Your objective: Find all lines in the records that include the word "screenshot", and copy them out.

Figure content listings
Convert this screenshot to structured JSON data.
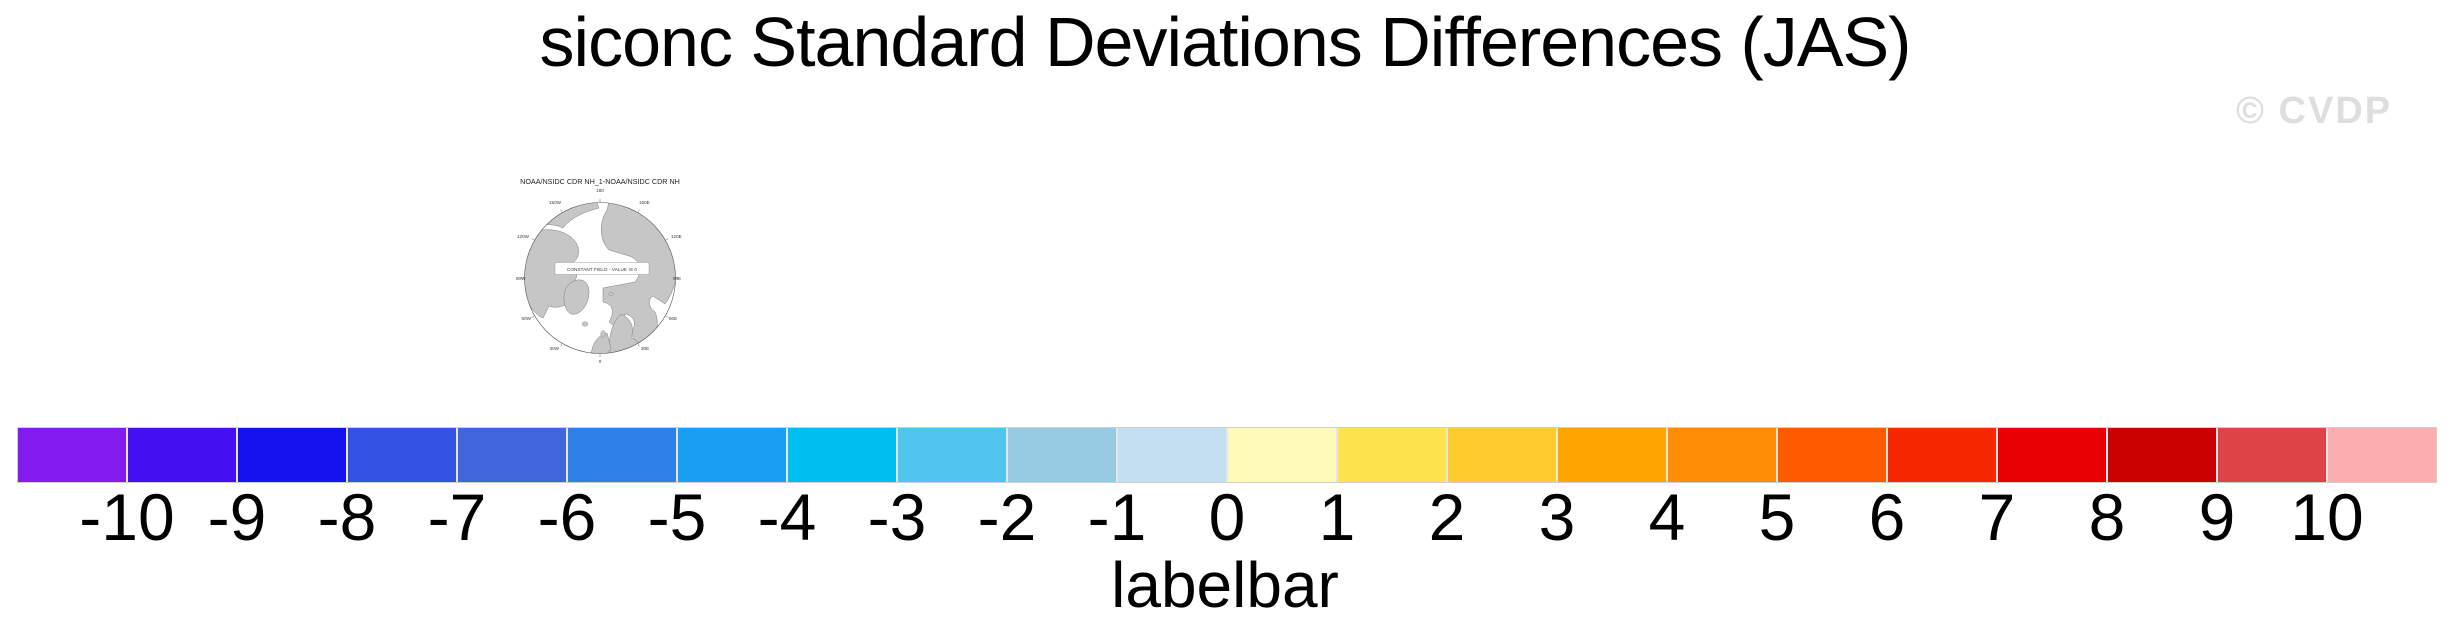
{
  "figure": {
    "title": "siconc Standard Deviations Differences (JAS)",
    "watermark": "© CVDP",
    "caption": "labelbar"
  },
  "map": {
    "title": "NOAA/NSIDC CDR NH_1-NOAA/NSIDC CDR NH",
    "center_label": "CONSTANT FIELD - VALUE IS 0",
    "lon_labels": [
      "180",
      "150W",
      "150E",
      "120W",
      "120E",
      "90W",
      "90E",
      "60W",
      "60E",
      "30W",
      "30E",
      "0"
    ]
  },
  "chart_data": {
    "type": "heatmap",
    "title": "siconc Standard Deviations Differences (JAS)",
    "panel_title": "NOAA/NSIDC CDR NH_1-NOAA/NSIDC CDR NH",
    "panel_note": "CONSTANT FIELD - VALUE IS 0",
    "projection": "north-polar-stereographic",
    "colorbar": {
      "label": "labelbar",
      "ticks": [
        "-10",
        "-9",
        "-8",
        "-7",
        "-6",
        "-5",
        "-4",
        "-3",
        "-2",
        "-1",
        "0",
        "1",
        "2",
        "3",
        "4",
        "5",
        "6",
        "7",
        "8",
        "9",
        "10"
      ],
      "tick_range": [
        -10,
        10
      ],
      "colors": [
        "#841BEE",
        "#4410F0",
        "#1512F0",
        "#3351E2",
        "#3F66DC",
        "#2E80E8",
        "#189EF2",
        "#00BFF0",
        "#4FC5ED",
        "#96CBE3",
        "#C3DFF1",
        "#FDF9B8",
        "#FEE44C",
        "#FFCB2E",
        "#FFA602",
        "#FF8D05",
        "#FF5A00",
        "#F72800",
        "#E90005",
        "#CB0101",
        "#DE4347",
        "#FCADB0"
      ]
    }
  }
}
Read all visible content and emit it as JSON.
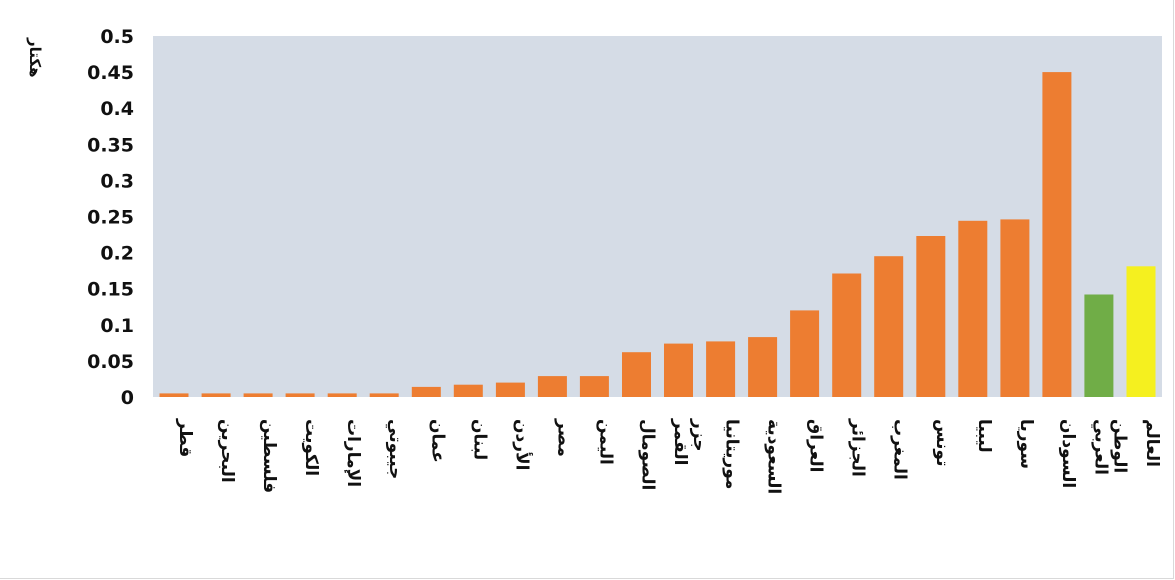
{
  "chart_data": {
    "type": "bar",
    "title": "",
    "xlabel": "",
    "ylabel": "هكتار",
    "ylim": [
      0,
      0.5
    ],
    "yticks": [
      "0",
      "0.05",
      "0.1",
      "0.15",
      "0.2",
      "0.25",
      "0.3",
      "0.35",
      "0.4",
      "0.45",
      "0.5"
    ],
    "grid": false,
    "legend": "none",
    "plot_background": "#d5dce6",
    "categories": [
      "قطر",
      "البحرين",
      "فلسطين",
      "الكويت",
      "الإمارات",
      "جيبوتي",
      "عمان",
      "لبنان",
      "الأردن",
      "مصر",
      "اليمن",
      "الصومال",
      "جزر القمر",
      "موريتانيا",
      "السعودية",
      "العراق",
      "الجزائر",
      "المغرب",
      "تونس",
      "ليبيا",
      "سوريا",
      "السودان",
      "الوطن العربي",
      "العالم"
    ],
    "values": [
      0.005,
      0.005,
      0.005,
      0.005,
      0.005,
      0.005,
      0.014,
      0.017,
      0.02,
      0.029,
      0.029,
      0.062,
      0.074,
      0.077,
      0.083,
      0.12,
      0.171,
      0.195,
      0.223,
      0.244,
      0.246,
      0.45,
      0.142,
      0.181
    ],
    "colors": [
      "#ed7d31",
      "#ed7d31",
      "#ed7d31",
      "#ed7d31",
      "#ed7d31",
      "#ed7d31",
      "#ed7d31",
      "#ed7d31",
      "#ed7d31",
      "#ed7d31",
      "#ed7d31",
      "#ed7d31",
      "#ed7d31",
      "#ed7d31",
      "#ed7d31",
      "#ed7d31",
      "#ed7d31",
      "#ed7d31",
      "#ed7d31",
      "#ed7d31",
      "#ed7d31",
      "#ed7d31",
      "#70ad47",
      "#f5f01f"
    ]
  }
}
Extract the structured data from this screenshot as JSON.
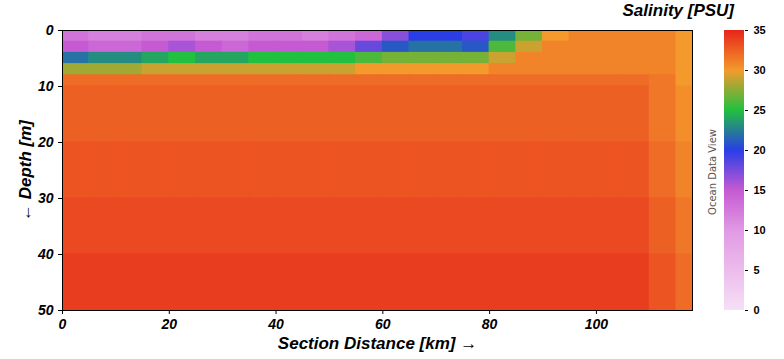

Correct response:
Convert this screenshot to structured JSON data.
Extract the structured data from this screenshot as JSON.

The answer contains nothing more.